To do: Give every line from the entries that contains "covers".
※
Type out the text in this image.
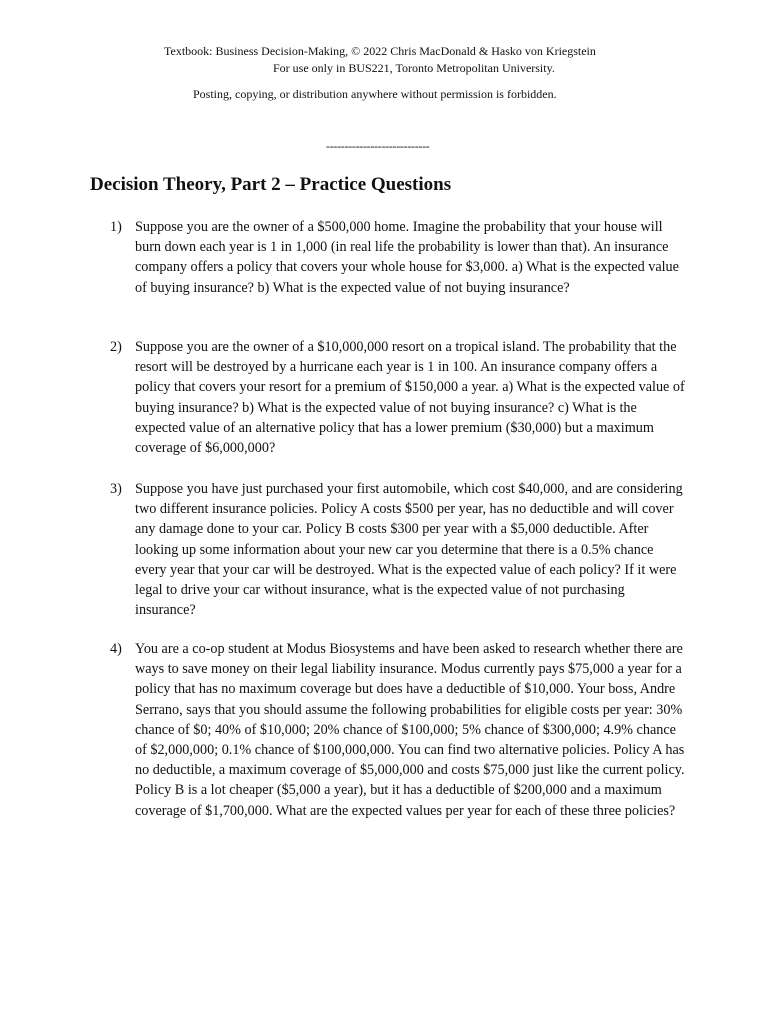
Textbook: Business Decision-Making, © 2022 Chris MacDonald & Hasko von Kriegstein
For use only in BUS221, Toronto Metropolitan University.
Posting, copying, or distribution anywhere without permission is forbidden.
----------------------------
Decision Theory, Part 2 – Practice Questions
1) Suppose you are the owner of a $500,000 home. Imagine the probability that your house will burn down each year is 1 in 1,000 (in real life the probability is lower than that). An insurance company offers a policy that covers your whole house for $3,000. a) What is the expected value of buying insurance? b) What is the expected value of not buying insurance?
2) Suppose you are the owner of a $10,000,000 resort on a tropical island. The probability that the resort will be destroyed by a hurricane each year is 1 in 100. An insurance company offers a policy that covers your resort for a premium of $150,000 a year. a) What is the expected value of buying insurance? b) What is the expected value of not buying insurance? c) What is the expected value of an alternative policy that has a lower premium ($30,000) but a maximum coverage of $6,000,000?
3) Suppose you have just purchased your first automobile, which cost $40,000, and are considering two different insurance policies. Policy A costs $500 per year, has no deductible and will cover any damage done to your car. Policy B costs $300 per year with a $5,000 deductible. After looking up some information about your new car you determine that there is a 0.5% chance every year that your car will be destroyed. What is the expected value of each policy? If it were legal to drive your car without insurance, what is the expected value of not purchasing insurance?
4) You are a co-op student at Modus Biosystems and have been asked to research whether there are ways to save money on their legal liability insurance. Modus currently pays $75,000 a year for a policy that has no maximum coverage but does have a deductible of $10,000. Your boss, Andre Serrano, says that you should assume the following probabilities for eligible costs per year: 30% chance of $0; 40% of $10,000; 20% chance of $100,000; 5% chance of $300,000; 4.9% chance of $2,000,000; 0.1% chance of $100,000,000. You can find two alternative policies. Policy A has no deductible, a maximum coverage of $5,000,000 and costs $75,000 just like the current policy. Policy B is a lot cheaper ($5,000 a year), but it has a deductible of $200,000 and a maximum coverage of $1,700,000. What are the expected values per year for each of these three policies?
※
Task response:
1) Suppose you are the owner of a $500,000 home. Imagine the probability that your house will burn down each year is 1 in 1,000 (in real life the probability is lower than that). An insurance company offers a policy that covers your whole house for $3,000. a) What is the expected value of buying insurance? b) What is the expected value of not buying insurance?
2) Suppose you are the owner of a $10,000,000 resort on a tropical island. The probability that the resort will be destroyed by a hurricane each year is 1 in 100. An insurance company offers a policy that covers your resort for a premium of $150,000 a year. a) What is the expected value of buying insurance? b) What is the expected value of not buying insurance? c) What is the expected value of an alternative policy that has a lower premium ($30,000) but a maximum coverage of $6,000,000?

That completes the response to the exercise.